[Figure record listings]
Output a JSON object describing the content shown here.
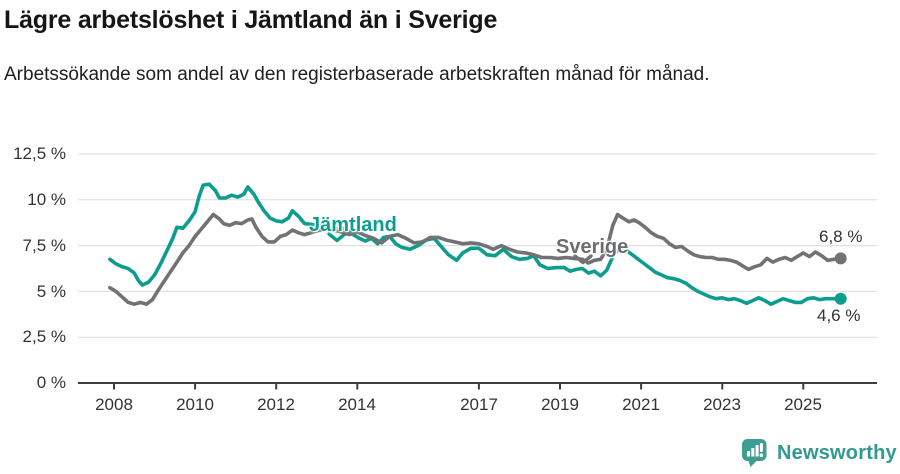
{
  "header": {
    "title": "Lägre arbetslöshet i Jämtland än i Sverige",
    "subtitle": "Arbetssökande som andel av den registerbaserade arbetskraften månad för månad."
  },
  "footer": {
    "brand": "Newsworthy",
    "logo_icon": "newsworthy-pin-barchart-icon",
    "brand_color": "#2f9a8d"
  },
  "chart_data": {
    "type": "line",
    "unit": "%",
    "grid": "horizontal",
    "x_axis": {
      "ticks": [
        "2008",
        "2010",
        "2012",
        "2014",
        "2017",
        "2019",
        "2021",
        "2023",
        "2025"
      ]
    },
    "y_axis": {
      "range": [
        0,
        12.5
      ],
      "ticks": [
        {
          "label": "12,5 %",
          "value": 12.5
        },
        {
          "label": "10 %",
          "value": 10
        },
        {
          "label": "7,5 %",
          "value": 7.5
        },
        {
          "label": "5 %",
          "value": 5
        },
        {
          "label": "2,5 %",
          "value": 2.5
        },
        {
          "label": "0 %",
          "value": 0
        }
      ]
    },
    "colors": {
      "jamtland": "#0c9d8e",
      "sverige": "#717275",
      "gridline": "#dcdcdc",
      "axis": "#3d3d3d",
      "annotation_text": "#333333"
    },
    "series": [
      {
        "id": "jamtland",
        "name": "Jämtland",
        "color": "#0c9d8e",
        "end_label": "4,6 %",
        "end_value": 4.6,
        "points": [
          [
            2007.9,
            6.75
          ],
          [
            2008.05,
            6.5
          ],
          [
            2008.2,
            6.35
          ],
          [
            2008.35,
            6.25
          ],
          [
            2008.5,
            6.0
          ],
          [
            2008.6,
            5.6
          ],
          [
            2008.7,
            5.35
          ],
          [
            2008.85,
            5.5
          ],
          [
            2009.0,
            5.9
          ],
          [
            2009.15,
            6.5
          ],
          [
            2009.3,
            7.2
          ],
          [
            2009.45,
            7.9
          ],
          [
            2009.55,
            8.5
          ],
          [
            2009.7,
            8.45
          ],
          [
            2009.85,
            8.85
          ],
          [
            2010.0,
            9.35
          ],
          [
            2010.1,
            10.2
          ],
          [
            2010.2,
            10.8
          ],
          [
            2010.35,
            10.85
          ],
          [
            2010.5,
            10.5
          ],
          [
            2010.6,
            10.1
          ],
          [
            2010.75,
            10.1
          ],
          [
            2010.9,
            10.25
          ],
          [
            2011.05,
            10.15
          ],
          [
            2011.2,
            10.3
          ],
          [
            2011.3,
            10.7
          ],
          [
            2011.45,
            10.3
          ],
          [
            2011.55,
            9.9
          ],
          [
            2011.7,
            9.4
          ],
          [
            2011.85,
            9.0
          ],
          [
            2012.0,
            8.85
          ],
          [
            2012.15,
            8.8
          ],
          [
            2012.3,
            9.0
          ],
          [
            2012.4,
            9.4
          ],
          [
            2012.55,
            9.1
          ],
          [
            2012.7,
            8.7
          ],
          [
            2012.9,
            8.65
          ],
          [
            2013.1,
            8.6
          ],
          [
            2013.3,
            8.55
          ],
          [
            2013.5,
            8.4
          ],
          [
            2013.7,
            8.45
          ],
          [
            2013.9,
            8.1
          ],
          [
            2014.05,
            7.9
          ],
          [
            2014.2,
            7.75
          ],
          [
            2014.35,
            7.9
          ],
          [
            2014.5,
            7.6
          ],
          [
            2014.65,
            7.95
          ],
          [
            2014.8,
            8.0
          ],
          [
            2014.95,
            7.6
          ],
          [
            2015.1,
            7.4
          ],
          [
            2015.3,
            7.3
          ],
          [
            2015.5,
            7.5
          ],
          [
            2015.7,
            7.8
          ],
          [
            2015.9,
            7.9
          ],
          [
            2016.05,
            7.5
          ],
          [
            2016.25,
            7.0
          ],
          [
            2016.45,
            6.7
          ],
          [
            2016.6,
            7.1
          ],
          [
            2016.8,
            7.35
          ],
          [
            2017.0,
            7.35
          ],
          [
            2017.2,
            7.0
          ],
          [
            2017.4,
            6.95
          ],
          [
            2017.6,
            7.3
          ],
          [
            2017.8,
            6.9
          ],
          [
            2018.0,
            6.75
          ],
          [
            2018.2,
            6.8
          ],
          [
            2018.35,
            6.95
          ],
          [
            2018.5,
            6.45
          ],
          [
            2018.7,
            6.25
          ],
          [
            2018.9,
            6.3
          ],
          [
            2019.1,
            6.3
          ],
          [
            2019.25,
            6.1
          ],
          [
            2019.4,
            6.2
          ],
          [
            2019.55,
            6.25
          ],
          [
            2019.7,
            6.0
          ],
          [
            2019.85,
            6.1
          ],
          [
            2020.0,
            5.85
          ],
          [
            2020.15,
            6.15
          ],
          [
            2020.3,
            6.9
          ],
          [
            2020.45,
            7.35
          ],
          [
            2020.6,
            7.3
          ],
          [
            2020.75,
            7.05
          ],
          [
            2020.9,
            6.8
          ],
          [
            2021.05,
            6.55
          ],
          [
            2021.2,
            6.3
          ],
          [
            2021.35,
            6.05
          ],
          [
            2021.5,
            5.9
          ],
          [
            2021.65,
            5.75
          ],
          [
            2021.8,
            5.7
          ],
          [
            2021.95,
            5.6
          ],
          [
            2022.1,
            5.45
          ],
          [
            2022.25,
            5.2
          ],
          [
            2022.4,
            5.0
          ],
          [
            2022.55,
            4.85
          ],
          [
            2022.7,
            4.7
          ],
          [
            2022.85,
            4.6
          ],
          [
            2023.0,
            4.65
          ],
          [
            2023.15,
            4.55
          ],
          [
            2023.3,
            4.6
          ],
          [
            2023.45,
            4.5
          ],
          [
            2023.6,
            4.35
          ],
          [
            2023.75,
            4.5
          ],
          [
            2023.9,
            4.65
          ],
          [
            2024.05,
            4.5
          ],
          [
            2024.2,
            4.3
          ],
          [
            2024.35,
            4.45
          ],
          [
            2024.5,
            4.6
          ],
          [
            2024.65,
            4.5
          ],
          [
            2024.8,
            4.4
          ],
          [
            2024.95,
            4.4
          ],
          [
            2025.1,
            4.6
          ],
          [
            2025.25,
            4.65
          ],
          [
            2025.4,
            4.55
          ],
          [
            2025.55,
            4.6
          ],
          [
            2025.75,
            4.6
          ],
          [
            2025.92,
            4.6
          ]
        ]
      },
      {
        "id": "sverige",
        "name": "Sverige",
        "color": "#717275",
        "end_label": "6,8 %",
        "end_value": 6.8,
        "points": [
          [
            2007.9,
            5.2
          ],
          [
            2008.05,
            5.0
          ],
          [
            2008.2,
            4.7
          ],
          [
            2008.35,
            4.4
          ],
          [
            2008.5,
            4.3
          ],
          [
            2008.65,
            4.4
          ],
          [
            2008.8,
            4.3
          ],
          [
            2008.95,
            4.55
          ],
          [
            2009.1,
            5.1
          ],
          [
            2009.25,
            5.6
          ],
          [
            2009.4,
            6.1
          ],
          [
            2009.55,
            6.6
          ],
          [
            2009.7,
            7.1
          ],
          [
            2009.85,
            7.5
          ],
          [
            2010.0,
            8.0
          ],
          [
            2010.15,
            8.4
          ],
          [
            2010.3,
            8.8
          ],
          [
            2010.45,
            9.2
          ],
          [
            2010.6,
            8.95
          ],
          [
            2010.7,
            8.7
          ],
          [
            2010.85,
            8.6
          ],
          [
            2011.0,
            8.75
          ],
          [
            2011.15,
            8.7
          ],
          [
            2011.3,
            8.9
          ],
          [
            2011.4,
            8.95
          ],
          [
            2011.5,
            8.5
          ],
          [
            2011.65,
            8.0
          ],
          [
            2011.8,
            7.7
          ],
          [
            2011.95,
            7.7
          ],
          [
            2012.1,
            8.0
          ],
          [
            2012.25,
            8.1
          ],
          [
            2012.4,
            8.35
          ],
          [
            2012.55,
            8.2
          ],
          [
            2012.7,
            8.1
          ],
          [
            2012.85,
            8.2
          ],
          [
            2013.0,
            8.3
          ],
          [
            2013.2,
            8.4
          ],
          [
            2013.4,
            8.35
          ],
          [
            2013.6,
            8.25
          ],
          [
            2013.8,
            8.1
          ],
          [
            2014.0,
            8.25
          ],
          [
            2014.2,
            8.05
          ],
          [
            2014.4,
            7.9
          ],
          [
            2014.6,
            7.65
          ],
          [
            2014.8,
            8.0
          ],
          [
            2015.0,
            8.1
          ],
          [
            2015.2,
            7.9
          ],
          [
            2015.4,
            7.65
          ],
          [
            2015.6,
            7.7
          ],
          [
            2015.8,
            7.95
          ],
          [
            2016.0,
            7.95
          ],
          [
            2016.2,
            7.8
          ],
          [
            2016.4,
            7.7
          ],
          [
            2016.6,
            7.6
          ],
          [
            2016.8,
            7.65
          ],
          [
            2017.0,
            7.6
          ],
          [
            2017.2,
            7.45
          ],
          [
            2017.35,
            7.3
          ],
          [
            2017.55,
            7.5
          ],
          [
            2017.75,
            7.3
          ],
          [
            2017.95,
            7.15
          ],
          [
            2018.15,
            7.1
          ],
          [
            2018.35,
            7.0
          ],
          [
            2018.55,
            6.85
          ],
          [
            2018.75,
            6.85
          ],
          [
            2018.95,
            6.8
          ],
          [
            2019.15,
            6.85
          ],
          [
            2019.35,
            6.8
          ],
          [
            2019.55,
            6.75
          ],
          [
            2019.7,
            6.55
          ],
          [
            2019.85,
            6.7
          ],
          [
            2020.0,
            6.75
          ],
          [
            2020.15,
            7.3
          ],
          [
            2020.3,
            8.6
          ],
          [
            2020.42,
            9.2
          ],
          [
            2020.55,
            9.0
          ],
          [
            2020.7,
            8.8
          ],
          [
            2020.82,
            8.9
          ],
          [
            2020.95,
            8.75
          ],
          [
            2021.1,
            8.5
          ],
          [
            2021.25,
            8.2
          ],
          [
            2021.4,
            8.0
          ],
          [
            2021.55,
            7.9
          ],
          [
            2021.7,
            7.6
          ],
          [
            2021.85,
            7.4
          ],
          [
            2022.0,
            7.45
          ],
          [
            2022.15,
            7.2
          ],
          [
            2022.3,
            7.0
          ],
          [
            2022.45,
            6.9
          ],
          [
            2022.6,
            6.85
          ],
          [
            2022.75,
            6.85
          ],
          [
            2022.9,
            6.75
          ],
          [
            2023.05,
            6.75
          ],
          [
            2023.2,
            6.7
          ],
          [
            2023.35,
            6.6
          ],
          [
            2023.5,
            6.4
          ],
          [
            2023.65,
            6.2
          ],
          [
            2023.8,
            6.35
          ],
          [
            2023.95,
            6.45
          ],
          [
            2024.1,
            6.8
          ],
          [
            2024.25,
            6.6
          ],
          [
            2024.4,
            6.75
          ],
          [
            2024.55,
            6.85
          ],
          [
            2024.7,
            6.7
          ],
          [
            2024.85,
            6.9
          ],
          [
            2025.0,
            7.1
          ],
          [
            2025.15,
            6.9
          ],
          [
            2025.3,
            7.15
          ],
          [
            2025.45,
            6.95
          ],
          [
            2025.6,
            6.7
          ],
          [
            2025.75,
            6.75
          ],
          [
            2025.92,
            6.8
          ]
        ]
      }
    ]
  }
}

## BRIEF
Pull out every line of the records that includes the string "Jämtland".

## SOLUTION TO THIS TASK
    "title": "Lägre arbetslöshet i Jämtland än i Sverige",
        "name": "Jämtland",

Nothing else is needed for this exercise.